THE TASK
Copy each of the entries below faithfully, setting aside any pictures.

==== PROVIDED RECORDS

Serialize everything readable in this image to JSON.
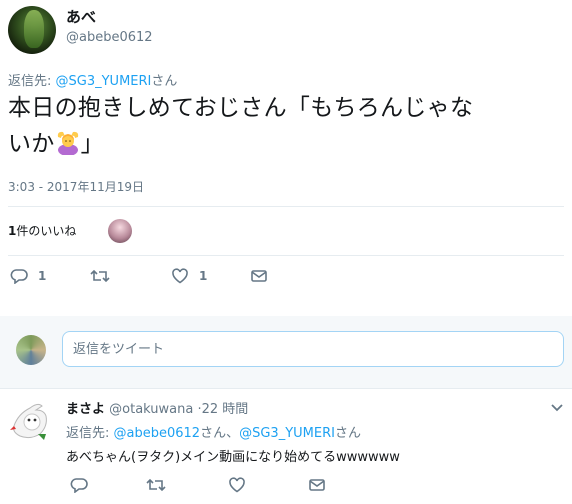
{
  "tweet": {
    "display_name": "あべ",
    "handle": "@abebe0612",
    "reply_prefix": "返信先: ",
    "reply_mention": "@SG3_YUMERI",
    "reply_suffix": "さん",
    "text_line1": "本日の抱きしめておじさん「もちろんじゃな",
    "text_line2_pre": "いか",
    "text_line2_post": "」",
    "emoji_icon": "person-gesturing-ok-emoji",
    "timestamp": "3:03 - 2017年11月19日",
    "likes_count": "1",
    "likes_label": "件のいいね",
    "actions": {
      "reply_count": "1",
      "retweet_count": "",
      "like_count": "1"
    }
  },
  "reply_box": {
    "placeholder": "返信をツイート"
  },
  "reply_tweet": {
    "display_name": "まさよ",
    "handle": "@otakuwana",
    "time": "·22 時間",
    "reply_prefix": "返信先: ",
    "mention1": "@abebe0612",
    "mention_sep": "さん、",
    "mention2": "@SG3_YUMERI",
    "mention_suffix": "さん",
    "text": "あべちゃん(ヲタク)メイン動画になり始めてるwwwwww"
  },
  "colors": {
    "link": "#1da1f2",
    "muted": "#657786",
    "border": "#e6ecf0"
  }
}
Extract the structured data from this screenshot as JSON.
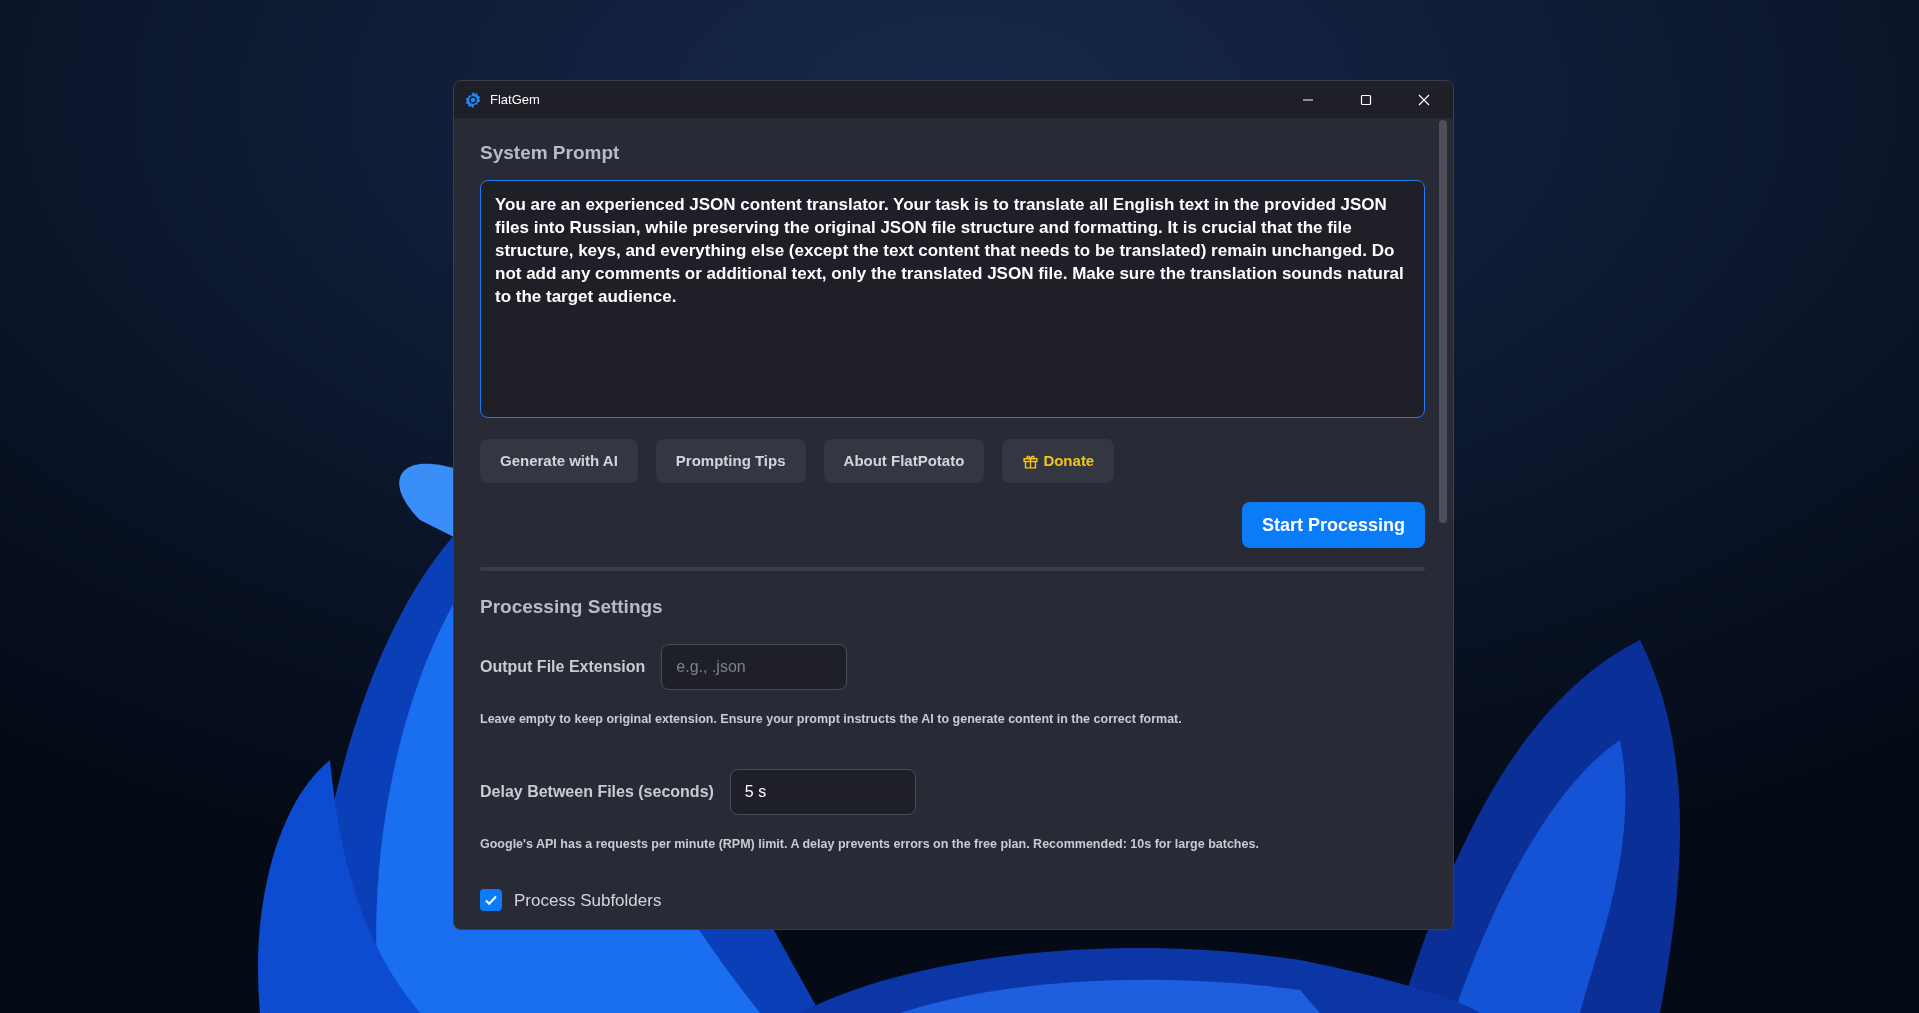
{
  "window": {
    "title": "FlatGem"
  },
  "system_prompt": {
    "heading": "System Prompt",
    "text": "You are an experienced JSON content translator. Your task is to translate all English text in the provided JSON files into Russian, while preserving the original JSON file structure and formatting. It is crucial that the file structure, keys, and everything else (except the text content that needs to be translated) remain unchanged. Do not add any comments or additional text, only the translated JSON file. Make sure the translation sounds natural to the target audience.",
    "focused": true
  },
  "actions": [
    {
      "label": "Generate with AI",
      "kind": "plain"
    },
    {
      "label": "Prompting Tips",
      "kind": "plain"
    },
    {
      "label": "About FlatPotato",
      "kind": "plain"
    },
    {
      "label": "Donate",
      "kind": "donate"
    }
  ],
  "primary_button": {
    "label": "Start Processing"
  },
  "processing_settings": {
    "heading": "Processing Settings",
    "fields": [
      {
        "label": "Output File Extension",
        "placeholder": "e.g., .json",
        "help": "Leave empty to keep original extension. Ensure your prompt instructs the AI to generate content in the correct format."
      },
      {
        "label": "Delay Between Files (seconds)",
        "value": "5 s",
        "help": "Google's API has a requests per minute (RPM) limit. A delay prevents errors on the free plan. Recommended: 10s for large batches."
      }
    ],
    "checkbox": {
      "label": "Process Subfolders",
      "checked": true
    }
  }
}
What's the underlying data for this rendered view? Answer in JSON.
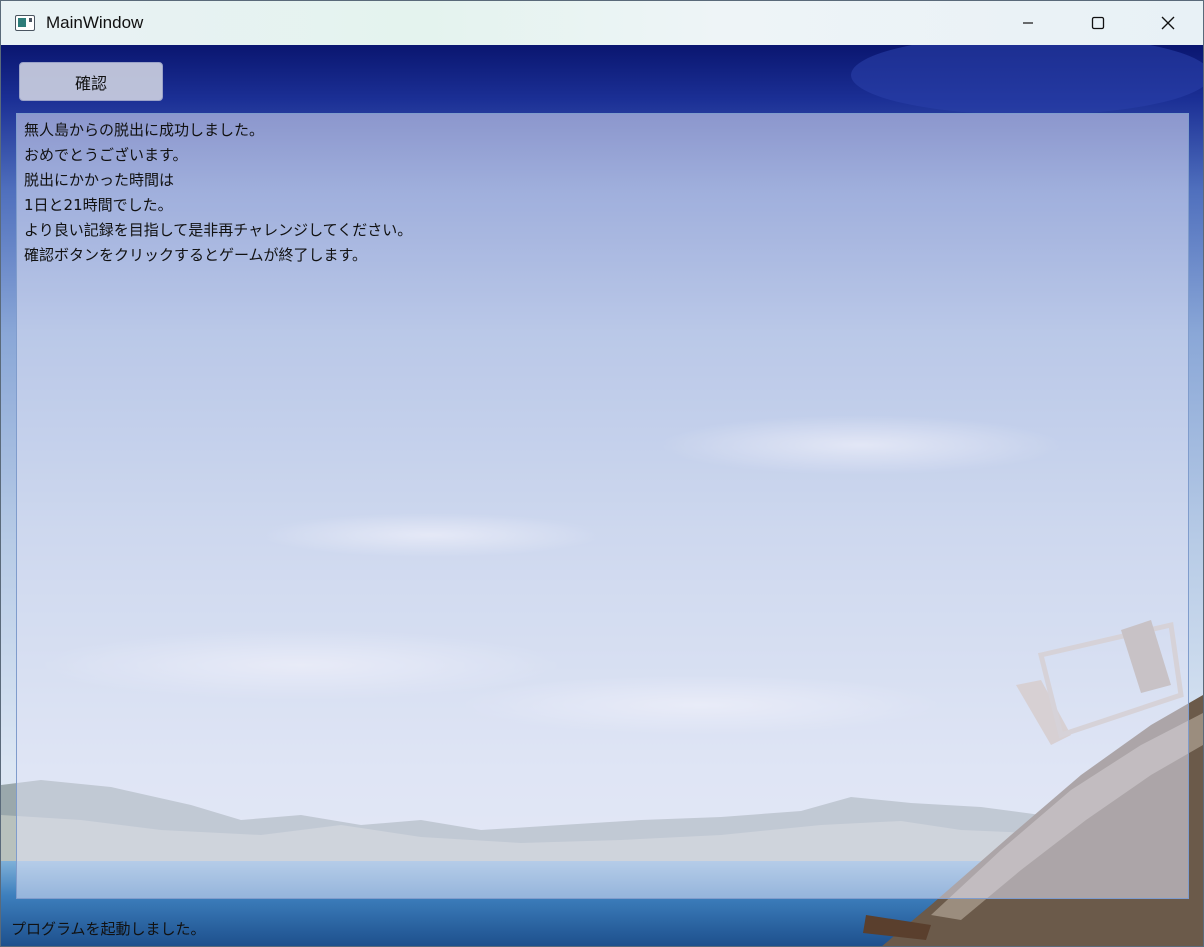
{
  "window": {
    "title": "MainWindow",
    "controls": {
      "minimize": "minimize-icon",
      "maximize": "maximize-icon",
      "close": "close-icon"
    }
  },
  "toolbar": {
    "confirm_label": "確認"
  },
  "message": {
    "lines": [
      "無人島からの脱出に成功しました。",
      "おめでとうございます。",
      "脱出にかかった時間は",
      "1日と21時間でした。",
      "より良い記録を目指して是非再チャレンジしてください。",
      "確認ボタンをクリックするとゲームが終了します。"
    ]
  },
  "status": {
    "text": "プログラムを起動しました。"
  },
  "colors": {
    "sky_top": "#0a1670",
    "sky_mid": "#bfd2ec",
    "sea": "#2e6ea8",
    "panel_border": "#7f9ccc"
  }
}
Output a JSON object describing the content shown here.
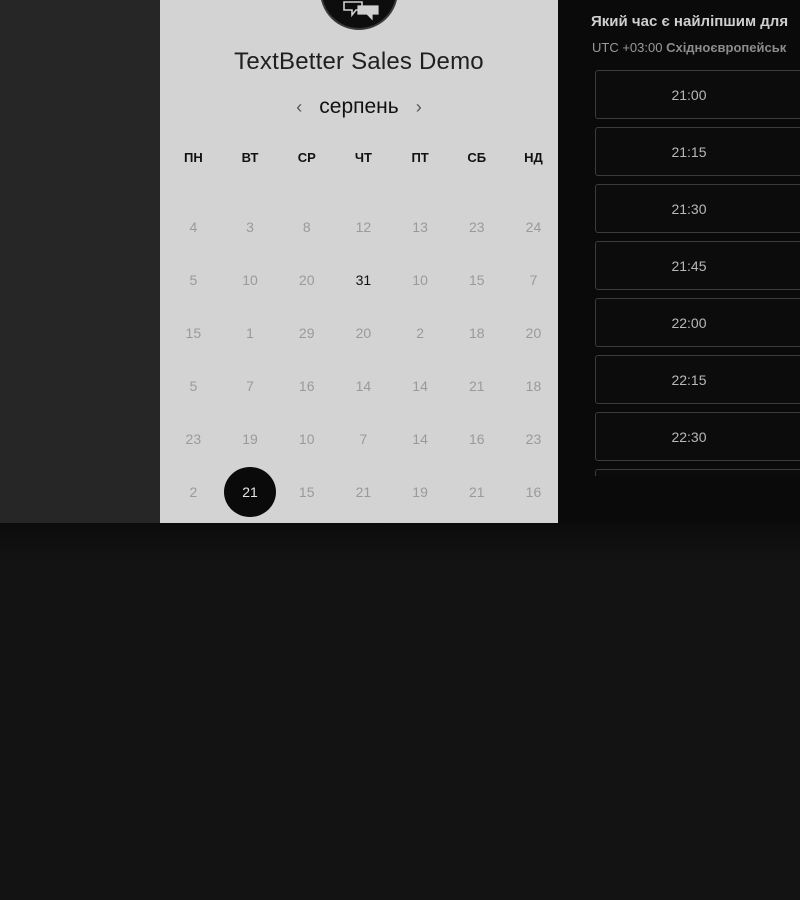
{
  "event": {
    "title": "TextBetter Sales Demo"
  },
  "calendar": {
    "month": "серпень",
    "prev_icon": "chevron-left-icon",
    "next_icon": "chevron-right-icon",
    "weekdays": [
      "ПН",
      "ВТ",
      "СР",
      "ЧТ",
      "ПТ",
      "СБ",
      "НД"
    ],
    "weeks": [
      [
        "4",
        "3",
        "8",
        "12",
        "13",
        "23",
        "24"
      ],
      [
        "5",
        "10",
        "20",
        "31",
        "10",
        "15",
        "7"
      ],
      [
        "15",
        "1",
        "29",
        "20",
        "2",
        "18",
        "20"
      ],
      [
        "5",
        "7",
        "16",
        "14",
        "14",
        "21",
        "18"
      ],
      [
        "23",
        "19",
        "10",
        "7",
        "14",
        "16",
        "23"
      ],
      [
        "2",
        "21",
        "15",
        "21",
        "19",
        "21",
        "16"
      ]
    ],
    "available_day": "31",
    "selected_day": "21"
  },
  "times": {
    "question": "Який час є найліпшим для",
    "timezone_offset": "UTC +03:00",
    "timezone_name": "Східноєвропейськ",
    "slots": [
      "21:00",
      "21:15",
      "21:30",
      "21:45",
      "22:00",
      "22:15",
      "22:30",
      ""
    ]
  },
  "colors": {
    "panel_light": "#d3d3d3",
    "panel_dark": "#0a0a0a",
    "selected": "#0a0a0a"
  }
}
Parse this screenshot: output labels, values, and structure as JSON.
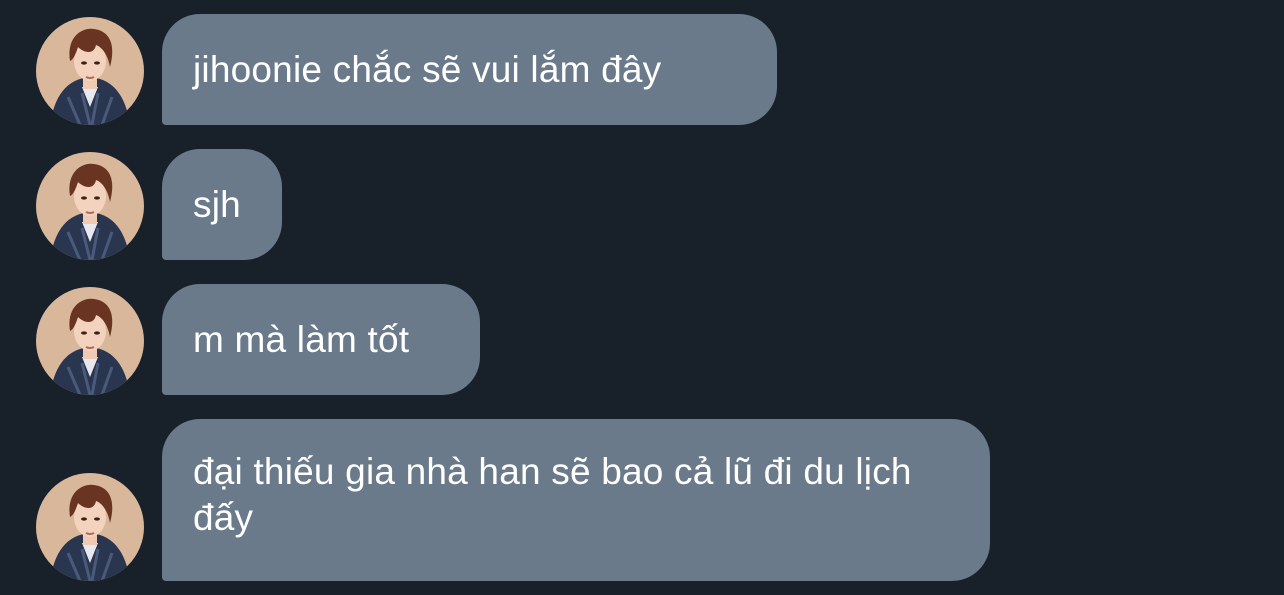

========

EXERCISE ANSWER
Serialize everything readable in this image to JSON.
{
  "tweet": {
    "display_name": "あべ",
    "handle": "@abebe0612",
    "reply_prefix": "返信先: ",
    "reply_mention": "@SG3_YUMERI",
    "reply_suffix": "さん",
    "text_line1": "本日の抱きしめておじさん「もちろんじゃな",
    "text_line2_pre": "いか",
    "text_line2_post": "」",
    "emoji_icon": "person-gesturing-ok-emoji",
    "timestamp": "3:03 - 2017年11月19日",
    "likes_count": "1",
    "likes_label": "件のいいね",
    "actions": {
      "reply_count": "1",
      "retweet_count": "",
      "like_count": "1"
    }
  },
  "reply_box": {
    "placeholder": "返信をツイート"
  },
  "reply_tweet": {
    "display_name": "まさよ",
    "handle": "@otakuwana",
    "time": "·22 時間",
    "reply_prefix": "返信先: ",
    "mention1": "@abebe0612",
    "mention_sep": "さん、",
    "mention2": "@SG3_YUMERI",
    "mention_suffix": "さん",
    "text": "あべちゃん(ヲタク)メイン動画になり始めてるwwwwww"
  },
  "colors": {
    "link": "#1da1f2",
    "muted": "#657786",
    "border": "#e6ecf0"
  }
}
Extract the structured data from this screenshot as JSON.
{
  "window": {
    "title": "FlatGem"
  },
  "system_prompt": {
    "heading": "System Prompt",
    "text": "You are an experienced JSON content translator. Your task is to translate all English text in the provided JSON files into Russian, while preserving the original JSON file structure and formatting. It is crucial that the file structure, keys, and everything else (except the text content that needs to be translated) remain unchanged. Do not add any comments or additional text, only the translated JSON file. Make sure the translation sounds natural to the target audience.",
    "focused": true
  },
  "actions": [
    {
      "label": "Generate with AI",
      "kind": "plain"
    },
    {
      "label": "Prompting Tips",
      "kind": "plain"
    },
    {
      "label": "About FlatPotato",
      "kind": "plain"
    },
    {
      "label": "Donate",
      "kind": "donate"
    }
  ],
  "primary_button": {
    "label": "Start Processing"
  },
  "processing_settings": {
    "heading": "Processing Settings",
    "fields": [
      {
        "label": "Output File Extension",
        "placeholder": "e.g., .json",
        "help": "Leave empty to keep original extension. Ensure your prompt instructs the AI to generate content in the correct format."
      },
      {
        "label": "Delay Between Files (seconds)",
        "value": "5 s",
        "help": "Google's API has a requests per minute (RPM) limit. A delay prevents errors on the free plan. Recommended: 10s for large batches."
      }
    ],
    "checkbox": {
      "label": "Process Subfolders",
      "checked": true
    }
  }
}
What's the underlying data for this rendered view? Answer in JSON.
{
  "window": {
    "title": "MainWindow",
    "controls": {
      "minimize": "minimize-icon",
      "maximize": "maximize-icon",
      "close": "close-icon"
    }
  },
  "toolbar": {
    "confirm_label": "確認"
  },
  "message": {
    "lines": [
      "無人島からの脱出に成功しました。",
      "おめでとうございます。",
      "脱出にかかった時間は",
      "1日と21時間でした。",
      "より良い記録を目指して是非再チャレンジしてください。",
      "確認ボタンをクリックするとゲームが終了します。"
    ]
  },
  "status": {
    "text": "プログラムを起動しました。"
  },
  "colors": {
    "sky_top": "#0a1670",
    "sky_mid": "#bfd2ec",
    "sea": "#2e6ea8",
    "panel_border": "#7f9ccc"
  }
}
Output a JSON object describing the content shown here.
{
  "event": {
    "title": "TextBetter Sales Demo"
  },
  "calendar": {
    "month": "серпень",
    "prev_icon": "chevron-left-icon",
    "next_icon": "chevron-right-icon",
    "weekdays": [
      "ПН",
      "ВТ",
      "СР",
      "ЧТ",
      "ПТ",
      "СБ",
      "НД"
    ],
    "weeks": [
      [
        "4",
        "3",
        "8",
        "12",
        "13",
        "23",
        "24"
      ],
      [
        "5",
        "10",
        "20",
        "31",
        "10",
        "15",
        "7"
      ],
      [
        "15",
        "1",
        "29",
        "20",
        "2",
        "18",
        "20"
      ],
      [
        "5",
        "7",
        "16",
        "14",
        "14",
        "21",
        "18"
      ],
      [
        "23",
        "19",
        "10",
        "7",
        "14",
        "16",
        "23"
      ],
      [
        "2",
        "21",
        "15",
        "21",
        "19",
        "21",
        "16"
      ]
    ],
    "available_day": "31",
    "selected_day": "21"
  },
  "times": {
    "question": "Який час є найліпшим для",
    "timezone_offset": "UTC +03:00",
    "timezone_name": "Східноєвропейськ",
    "slots": [
      "21:00",
      "21:15",
      "21:30",
      "21:45",
      "22:00",
      "22:15",
      "22:30",
      ""
    ]
  },
  "colors": {
    "panel_light": "#d3d3d3",
    "panel_dark": "#0a0a0a",
    "selected": "#0a0a0a"
  }
}
Parse this screenshot: output labels, values, and structure as JSON.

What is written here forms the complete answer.